EXERCISE OBJECTIVE:
Answer with nothing but the number of lines that include the word "this".

SUPPLIED RECORDS:
--------------------------------------------------

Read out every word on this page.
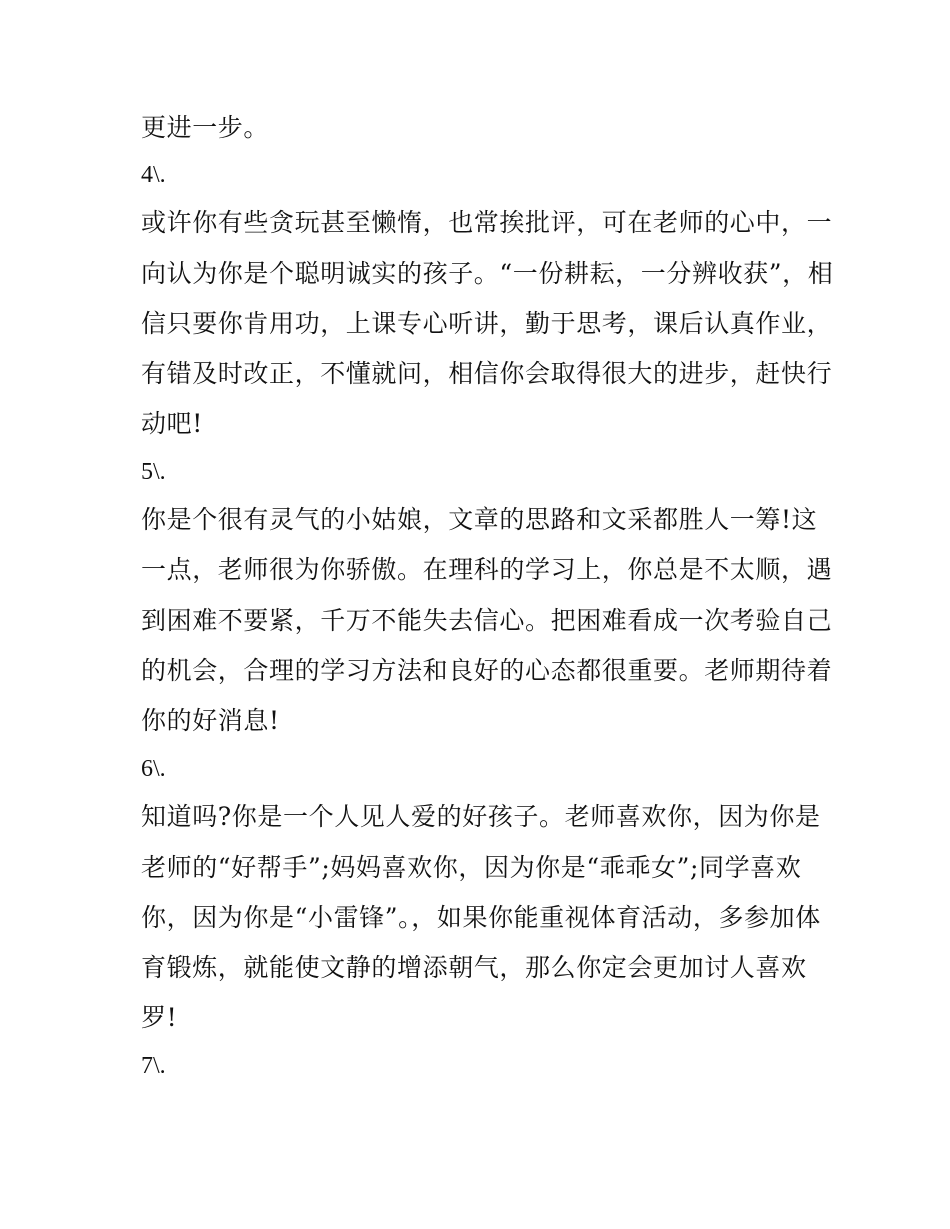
更进一步。
4\.
或许你有些贪玩甚至懒惰，也常挨批评，可在老师的心中，一
向认为你是个聪明诚实的孩子。“一份耕耘，一分辨收获”，相
信只要你肯用功，上课专心听讲，勤于思考，课后认真作业，
有错及时改正，不懂就问，相信你会取得很大的进步，赶快行
动吧!
5\.
你是个很有灵气的小姑娘，文章的思路和文采都胜人一筹!这
一点，老师很为你骄傲。在理科的学习上，你总是不太顺，遇
到困难不要紧，千万不能失去信心。把困难看成一次考验自己
的机会，合理的学习方法和良好的心态都很重要。老师期待着
你的好消息!
6\.
知道吗?你是一个人见人爱的好孩子。老师喜欢你，因为你是
老师的“好帮手”;妈妈喜欢你，因为你是“乖乖女”;同学喜欢
你，因为你是“小雷锋”。，如果你能重视体育活动，多参加体
育锻炼，就能使文静的增添朝气，那么你定会更加讨人喜欢
罗!
7\.
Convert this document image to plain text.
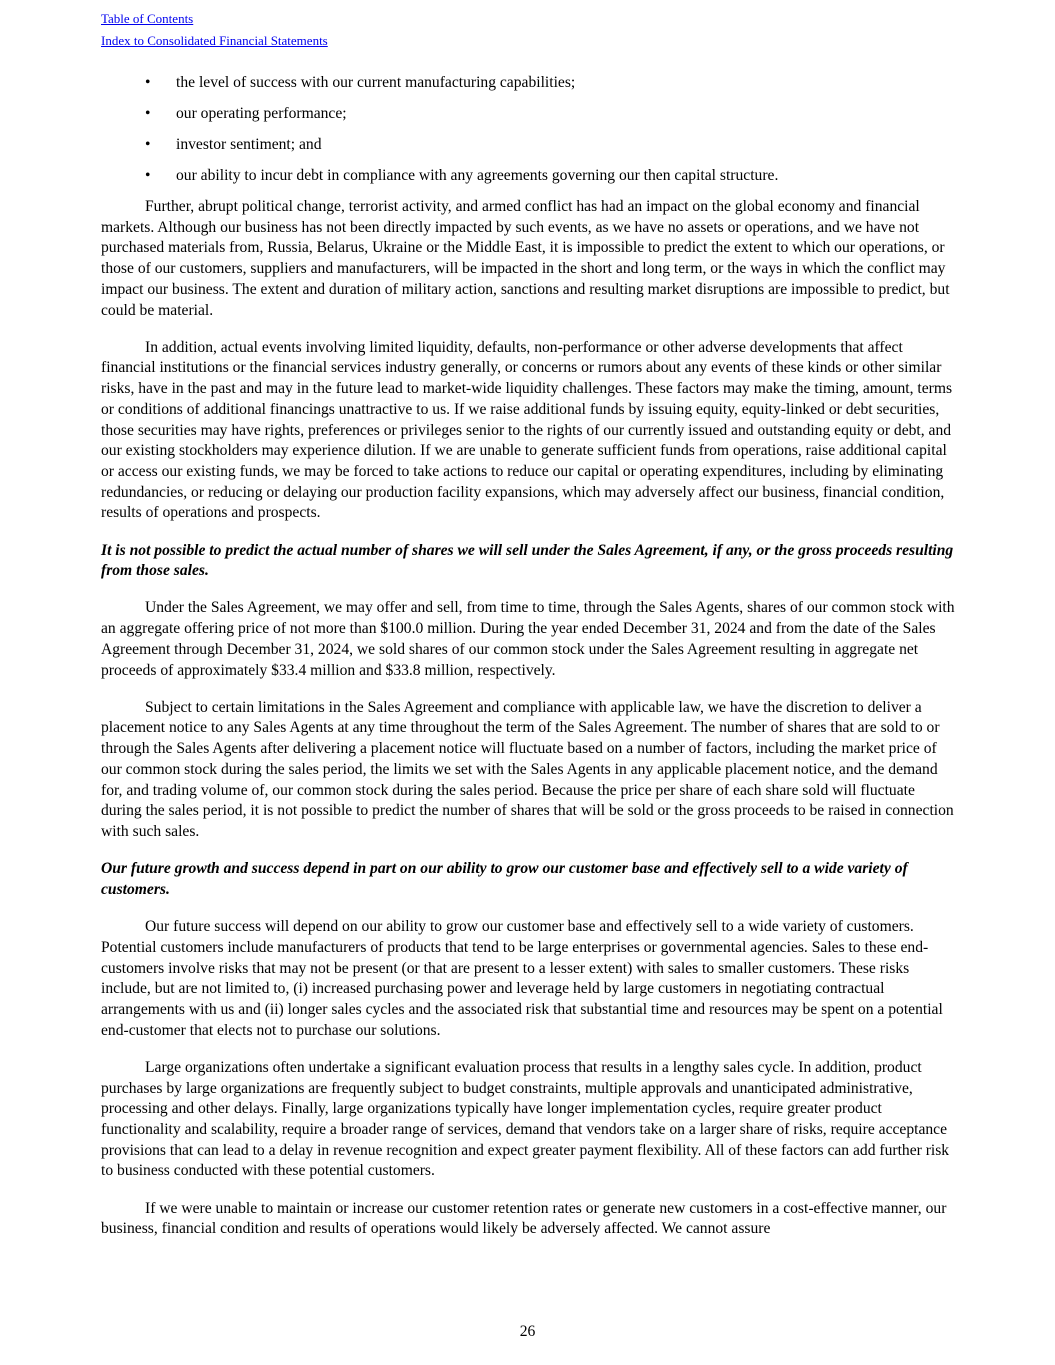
Table of Contents
Index to Consolidated Financial Statements
• the level of success with our current manufacturing capabilities;
• our operating performance;
• investor sentiment; and
• our ability to incur debt in compliance with any agreements governing our then capital structure.

Further, abrupt political change, terrorist activity, and armed conflict has had an impact on the global economy and financial markets. Although our business has not been directly impacted by such events, as we have no assets or operations, and we have not purchased materials from, Russia, Belarus, Ukraine or the Middle East, it is impossible to predict the extent to which our operations, or those of our customers, suppliers and manufacturers, will be impacted in the short and long term, or the ways in which the conflict may impact our business. The extent and duration of military action, sanctions and resulting market disruptions are impossible to predict, but could be material.

In addition, actual events involving limited liquidity, defaults, non-performance or other adverse developments that affect financial institutions or the financial services industry generally, or concerns or rumors about any events of these kinds or other similar risks, have in the past and may in the future lead to market-wide liquidity challenges. These factors may make the timing, amount, terms or conditions of additional financings unattractive to us. If we raise additional funds by issuing equity, equity-linked or debt securities, those securities may have rights, preferences or privileges senior to the rights of our currently issued and outstanding equity or debt, and our existing stockholders may experience dilution. If we are unable to generate sufficient funds from operations, raise additional capital or access our existing funds, we may be forced to take actions to reduce our capital or operating expenditures, including by eliminating redundancies, or reducing or delaying our production facility expansions, which may adversely affect our business, financial condition, results of operations and prospects.

It is not possible to predict the actual number of shares we will sell under the Sales Agreement, if any, or the gross proceeds resulting from those sales.

Under the Sales Agreement, we may offer and sell, from time to time, through the Sales Agents, shares of our common stock with an aggregate offering price of not more than $100.0 million. During the year ended December 31, 2024 and from the date of the Sales Agreement through December 31, 2024, we sold shares of our common stock under the Sales Agreement resulting in aggregate net proceeds of approximately $33.4 million and $33.8 million, respectively.

Subject to certain limitations in the Sales Agreement and compliance with applicable law, we have the discretion to deliver a placement notice to any Sales Agents at any time throughout the term of the Sales Agreement. The number of shares that are sold to or through the Sales Agents after delivering a placement notice will fluctuate based on a number of factors, including the market price of our common stock during the sales period, the limits we set with the Sales Agents in any applicable placement notice, and the demand for, and trading volume of, our common stock during the sales period. Because the price per share of each share sold will fluctuate during the sales period, it is not possible to predict the number of shares that will be sold or the gross proceeds to be raised in connection with such sales.

Our future growth and success depend in part on our ability to grow our customer base and effectively sell to a wide variety of customers.

Our future success will depend on our ability to grow our customer base and effectively sell to a wide variety of customers. Potential customers include manufacturers of products that tend to be large enterprises or governmental agencies. Sales to these end-customers involve risks that may not be present (or that are present to a lesser extent) with sales to smaller customers. These risks include, but are not limited to, (i) increased purchasing power and leverage held by large customers in negotiating contractual arrangements with us and (ii) longer sales cycles and the associated risk that substantial time and resources may be spent on a potential end-customer that elects not to purchase our solutions.

Large organizations often undertake a significant evaluation process that results in a lengthy sales cycle. In addition, product purchases by large organizations are frequently subject to budget constraints, multiple approvals and unanticipated administrative, processing and other delays. Finally, large organizations typically have longer implementation cycles, require greater product functionality and scalability, require a broader range of services, demand that vendors take on a larger share of risks, require acceptance provisions that can lead to a delay in revenue recognition and expect greater payment flexibility. All of these factors can add further risk to business conducted with these potential customers.

If we were unable to maintain or increase our customer retention rates or generate new customers in a cost-effective manner, our business, financial condition and results of operations would likely be adversely affected. We cannot assure

26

--------------------------------------------------

FINAL ANSWER:
2